Exercise
List all the lines in these records that hold "Concrete".

Dataset content

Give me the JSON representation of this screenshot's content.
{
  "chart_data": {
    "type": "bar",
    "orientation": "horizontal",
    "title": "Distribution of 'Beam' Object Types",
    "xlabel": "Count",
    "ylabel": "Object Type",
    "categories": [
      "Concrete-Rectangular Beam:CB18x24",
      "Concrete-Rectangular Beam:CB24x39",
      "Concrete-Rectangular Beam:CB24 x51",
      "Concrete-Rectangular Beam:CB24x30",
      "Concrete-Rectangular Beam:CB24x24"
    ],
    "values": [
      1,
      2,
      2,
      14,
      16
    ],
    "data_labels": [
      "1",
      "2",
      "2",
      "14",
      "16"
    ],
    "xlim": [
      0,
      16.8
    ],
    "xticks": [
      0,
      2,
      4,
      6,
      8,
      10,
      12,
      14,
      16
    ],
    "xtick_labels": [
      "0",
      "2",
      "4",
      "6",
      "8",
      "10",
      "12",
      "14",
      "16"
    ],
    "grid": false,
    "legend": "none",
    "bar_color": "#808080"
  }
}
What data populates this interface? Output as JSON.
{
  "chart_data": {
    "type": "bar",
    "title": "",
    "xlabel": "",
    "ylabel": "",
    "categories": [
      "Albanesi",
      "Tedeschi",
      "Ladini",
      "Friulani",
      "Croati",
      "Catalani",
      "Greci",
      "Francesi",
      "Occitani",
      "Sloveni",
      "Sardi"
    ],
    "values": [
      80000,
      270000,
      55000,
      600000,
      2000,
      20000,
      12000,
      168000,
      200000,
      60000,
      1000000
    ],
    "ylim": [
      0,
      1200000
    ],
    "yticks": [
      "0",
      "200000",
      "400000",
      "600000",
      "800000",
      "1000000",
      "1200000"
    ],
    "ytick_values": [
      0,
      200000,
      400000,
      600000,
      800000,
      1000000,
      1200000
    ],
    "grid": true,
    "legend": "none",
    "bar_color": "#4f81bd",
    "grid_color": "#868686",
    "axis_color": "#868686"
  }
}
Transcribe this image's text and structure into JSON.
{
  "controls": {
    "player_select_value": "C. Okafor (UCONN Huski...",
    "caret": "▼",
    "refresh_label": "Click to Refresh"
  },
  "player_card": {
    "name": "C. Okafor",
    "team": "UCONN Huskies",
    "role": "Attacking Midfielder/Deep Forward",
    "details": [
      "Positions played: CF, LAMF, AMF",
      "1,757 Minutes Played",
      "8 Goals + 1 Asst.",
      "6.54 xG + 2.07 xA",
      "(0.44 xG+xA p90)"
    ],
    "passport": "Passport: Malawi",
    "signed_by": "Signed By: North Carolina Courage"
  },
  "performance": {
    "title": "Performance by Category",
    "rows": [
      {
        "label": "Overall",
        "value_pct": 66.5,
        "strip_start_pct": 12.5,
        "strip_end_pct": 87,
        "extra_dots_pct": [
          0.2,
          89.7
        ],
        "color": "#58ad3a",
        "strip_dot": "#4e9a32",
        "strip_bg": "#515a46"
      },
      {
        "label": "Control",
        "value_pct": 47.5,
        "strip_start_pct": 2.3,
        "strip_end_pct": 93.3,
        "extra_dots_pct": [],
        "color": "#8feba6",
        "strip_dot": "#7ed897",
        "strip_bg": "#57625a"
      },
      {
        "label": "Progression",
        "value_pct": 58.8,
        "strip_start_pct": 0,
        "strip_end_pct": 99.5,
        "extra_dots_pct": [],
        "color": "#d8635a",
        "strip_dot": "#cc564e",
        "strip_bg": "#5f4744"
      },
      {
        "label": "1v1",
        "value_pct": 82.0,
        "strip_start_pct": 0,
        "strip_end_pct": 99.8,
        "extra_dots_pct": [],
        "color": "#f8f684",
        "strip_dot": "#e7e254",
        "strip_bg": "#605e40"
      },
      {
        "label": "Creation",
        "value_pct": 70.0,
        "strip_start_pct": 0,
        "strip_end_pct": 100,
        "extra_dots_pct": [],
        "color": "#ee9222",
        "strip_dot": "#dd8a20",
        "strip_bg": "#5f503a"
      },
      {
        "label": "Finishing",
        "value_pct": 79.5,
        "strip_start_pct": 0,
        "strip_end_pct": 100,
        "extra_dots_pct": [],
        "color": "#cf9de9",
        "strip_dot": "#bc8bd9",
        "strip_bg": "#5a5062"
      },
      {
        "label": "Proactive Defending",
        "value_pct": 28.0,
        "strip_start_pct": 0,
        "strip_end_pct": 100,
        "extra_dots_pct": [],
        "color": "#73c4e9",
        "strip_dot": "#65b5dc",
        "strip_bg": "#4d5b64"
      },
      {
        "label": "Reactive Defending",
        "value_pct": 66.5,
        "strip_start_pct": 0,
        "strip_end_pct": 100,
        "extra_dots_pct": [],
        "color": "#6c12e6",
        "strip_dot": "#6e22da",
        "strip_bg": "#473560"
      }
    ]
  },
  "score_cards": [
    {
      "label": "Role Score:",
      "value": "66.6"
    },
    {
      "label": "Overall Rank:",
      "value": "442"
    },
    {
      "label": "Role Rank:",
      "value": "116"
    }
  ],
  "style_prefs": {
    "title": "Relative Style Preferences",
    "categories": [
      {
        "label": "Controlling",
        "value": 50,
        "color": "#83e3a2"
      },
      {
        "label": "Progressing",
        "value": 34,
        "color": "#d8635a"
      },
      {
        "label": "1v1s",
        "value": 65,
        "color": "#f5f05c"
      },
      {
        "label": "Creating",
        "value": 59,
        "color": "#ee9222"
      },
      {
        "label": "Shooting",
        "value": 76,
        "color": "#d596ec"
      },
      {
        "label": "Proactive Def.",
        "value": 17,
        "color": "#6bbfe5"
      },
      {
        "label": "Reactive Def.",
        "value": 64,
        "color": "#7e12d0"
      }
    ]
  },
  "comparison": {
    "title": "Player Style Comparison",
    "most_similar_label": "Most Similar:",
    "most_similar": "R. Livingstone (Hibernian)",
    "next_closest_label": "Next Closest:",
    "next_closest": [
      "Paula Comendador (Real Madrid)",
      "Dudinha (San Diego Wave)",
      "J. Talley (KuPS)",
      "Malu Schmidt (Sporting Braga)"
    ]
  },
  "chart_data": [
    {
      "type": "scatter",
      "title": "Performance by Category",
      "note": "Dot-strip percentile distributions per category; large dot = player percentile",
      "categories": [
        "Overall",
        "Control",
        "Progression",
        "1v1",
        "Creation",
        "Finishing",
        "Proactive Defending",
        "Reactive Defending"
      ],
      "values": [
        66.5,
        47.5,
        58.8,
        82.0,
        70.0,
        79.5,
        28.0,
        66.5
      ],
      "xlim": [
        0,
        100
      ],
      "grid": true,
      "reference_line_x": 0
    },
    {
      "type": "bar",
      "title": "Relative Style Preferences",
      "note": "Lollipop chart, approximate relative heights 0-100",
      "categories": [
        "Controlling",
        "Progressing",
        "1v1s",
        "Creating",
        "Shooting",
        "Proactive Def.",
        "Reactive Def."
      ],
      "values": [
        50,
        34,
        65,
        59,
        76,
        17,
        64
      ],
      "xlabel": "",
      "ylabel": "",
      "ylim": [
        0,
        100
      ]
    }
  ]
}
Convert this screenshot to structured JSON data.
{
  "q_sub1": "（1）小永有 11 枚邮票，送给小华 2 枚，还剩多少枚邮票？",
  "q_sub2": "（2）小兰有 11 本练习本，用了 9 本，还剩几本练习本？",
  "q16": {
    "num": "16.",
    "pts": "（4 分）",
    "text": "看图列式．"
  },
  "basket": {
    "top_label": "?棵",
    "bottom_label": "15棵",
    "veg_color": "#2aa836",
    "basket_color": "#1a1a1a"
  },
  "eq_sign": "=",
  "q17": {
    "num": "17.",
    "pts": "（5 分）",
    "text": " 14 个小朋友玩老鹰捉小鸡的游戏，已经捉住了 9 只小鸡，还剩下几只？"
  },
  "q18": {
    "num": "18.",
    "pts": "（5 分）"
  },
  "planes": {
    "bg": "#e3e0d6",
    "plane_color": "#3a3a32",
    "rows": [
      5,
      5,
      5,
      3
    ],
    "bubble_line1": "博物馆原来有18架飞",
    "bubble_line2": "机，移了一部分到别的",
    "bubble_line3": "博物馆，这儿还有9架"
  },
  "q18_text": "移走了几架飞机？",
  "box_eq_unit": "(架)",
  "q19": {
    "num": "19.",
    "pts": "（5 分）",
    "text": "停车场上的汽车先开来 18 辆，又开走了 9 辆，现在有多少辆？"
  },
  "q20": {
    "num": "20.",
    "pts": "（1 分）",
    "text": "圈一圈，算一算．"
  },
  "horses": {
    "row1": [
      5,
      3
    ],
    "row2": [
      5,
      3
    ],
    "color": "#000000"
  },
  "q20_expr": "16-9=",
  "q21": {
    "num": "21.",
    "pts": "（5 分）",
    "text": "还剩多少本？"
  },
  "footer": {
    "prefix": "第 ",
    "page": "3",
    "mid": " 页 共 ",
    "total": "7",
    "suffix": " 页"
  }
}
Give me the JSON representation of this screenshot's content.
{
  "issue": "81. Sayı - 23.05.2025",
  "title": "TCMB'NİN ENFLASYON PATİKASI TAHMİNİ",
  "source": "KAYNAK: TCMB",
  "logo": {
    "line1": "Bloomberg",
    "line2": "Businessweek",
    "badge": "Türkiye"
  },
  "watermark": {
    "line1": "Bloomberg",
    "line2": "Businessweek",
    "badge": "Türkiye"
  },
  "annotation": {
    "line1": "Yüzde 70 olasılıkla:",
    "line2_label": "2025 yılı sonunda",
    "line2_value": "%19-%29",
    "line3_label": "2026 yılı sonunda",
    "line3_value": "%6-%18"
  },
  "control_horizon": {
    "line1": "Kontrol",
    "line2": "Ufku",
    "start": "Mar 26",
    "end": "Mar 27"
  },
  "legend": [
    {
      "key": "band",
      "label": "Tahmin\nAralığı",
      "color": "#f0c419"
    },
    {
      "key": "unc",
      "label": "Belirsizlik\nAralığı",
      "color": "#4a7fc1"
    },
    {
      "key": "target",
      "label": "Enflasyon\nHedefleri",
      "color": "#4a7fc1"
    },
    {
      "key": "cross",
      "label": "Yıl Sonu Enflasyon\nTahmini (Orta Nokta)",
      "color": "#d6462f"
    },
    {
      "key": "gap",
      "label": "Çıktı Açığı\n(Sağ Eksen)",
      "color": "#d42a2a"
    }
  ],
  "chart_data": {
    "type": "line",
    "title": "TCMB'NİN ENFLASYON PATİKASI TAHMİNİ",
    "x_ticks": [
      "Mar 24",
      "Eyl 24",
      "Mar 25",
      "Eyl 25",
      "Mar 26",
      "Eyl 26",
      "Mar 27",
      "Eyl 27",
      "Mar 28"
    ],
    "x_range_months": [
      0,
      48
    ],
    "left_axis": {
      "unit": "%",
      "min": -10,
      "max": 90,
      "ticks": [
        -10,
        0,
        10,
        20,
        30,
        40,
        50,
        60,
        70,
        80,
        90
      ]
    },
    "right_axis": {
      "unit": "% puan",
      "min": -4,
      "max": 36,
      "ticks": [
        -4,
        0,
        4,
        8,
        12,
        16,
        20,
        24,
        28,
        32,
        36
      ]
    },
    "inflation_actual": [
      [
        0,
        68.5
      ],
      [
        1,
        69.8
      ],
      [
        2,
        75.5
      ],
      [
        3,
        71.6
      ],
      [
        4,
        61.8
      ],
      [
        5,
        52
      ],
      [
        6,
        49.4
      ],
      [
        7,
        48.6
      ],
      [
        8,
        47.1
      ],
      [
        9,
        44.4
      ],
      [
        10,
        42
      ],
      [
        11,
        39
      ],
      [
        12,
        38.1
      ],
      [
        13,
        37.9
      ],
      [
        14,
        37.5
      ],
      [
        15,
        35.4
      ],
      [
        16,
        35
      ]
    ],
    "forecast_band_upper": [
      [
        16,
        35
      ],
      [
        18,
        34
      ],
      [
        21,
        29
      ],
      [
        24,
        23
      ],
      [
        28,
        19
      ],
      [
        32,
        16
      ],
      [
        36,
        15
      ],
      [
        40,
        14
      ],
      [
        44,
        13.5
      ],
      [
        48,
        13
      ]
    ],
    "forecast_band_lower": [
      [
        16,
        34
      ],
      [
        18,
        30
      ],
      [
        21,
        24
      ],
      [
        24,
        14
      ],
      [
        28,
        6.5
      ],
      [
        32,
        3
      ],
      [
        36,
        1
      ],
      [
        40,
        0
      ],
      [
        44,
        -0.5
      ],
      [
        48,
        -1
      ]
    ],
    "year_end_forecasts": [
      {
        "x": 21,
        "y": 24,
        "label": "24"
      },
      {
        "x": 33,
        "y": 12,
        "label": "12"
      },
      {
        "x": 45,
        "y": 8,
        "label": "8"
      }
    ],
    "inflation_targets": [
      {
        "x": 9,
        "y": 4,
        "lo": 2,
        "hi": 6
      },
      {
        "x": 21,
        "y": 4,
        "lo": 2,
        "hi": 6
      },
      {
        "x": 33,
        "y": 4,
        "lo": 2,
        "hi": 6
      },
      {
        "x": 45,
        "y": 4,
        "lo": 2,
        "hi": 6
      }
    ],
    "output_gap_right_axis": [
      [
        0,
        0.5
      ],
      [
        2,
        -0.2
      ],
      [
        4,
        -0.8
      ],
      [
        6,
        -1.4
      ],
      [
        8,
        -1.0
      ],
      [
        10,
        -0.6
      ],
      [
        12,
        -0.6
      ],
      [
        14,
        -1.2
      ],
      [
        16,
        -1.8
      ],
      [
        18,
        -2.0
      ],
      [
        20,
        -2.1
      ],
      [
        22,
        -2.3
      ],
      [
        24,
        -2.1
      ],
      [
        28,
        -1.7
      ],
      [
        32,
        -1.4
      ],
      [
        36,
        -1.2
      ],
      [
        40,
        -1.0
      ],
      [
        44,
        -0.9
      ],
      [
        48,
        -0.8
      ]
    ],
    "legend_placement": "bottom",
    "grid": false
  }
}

Reply to the exercise
      "Concrete-Rectangular Beam:CB18x24",
      "Concrete-Rectangular Beam:CB24x39",
      "Concrete-Rectangular Beam:CB24 x51",
      "Concrete-Rectangular Beam:CB24x30",
      "Concrete-Rectangular Beam:CB24x24"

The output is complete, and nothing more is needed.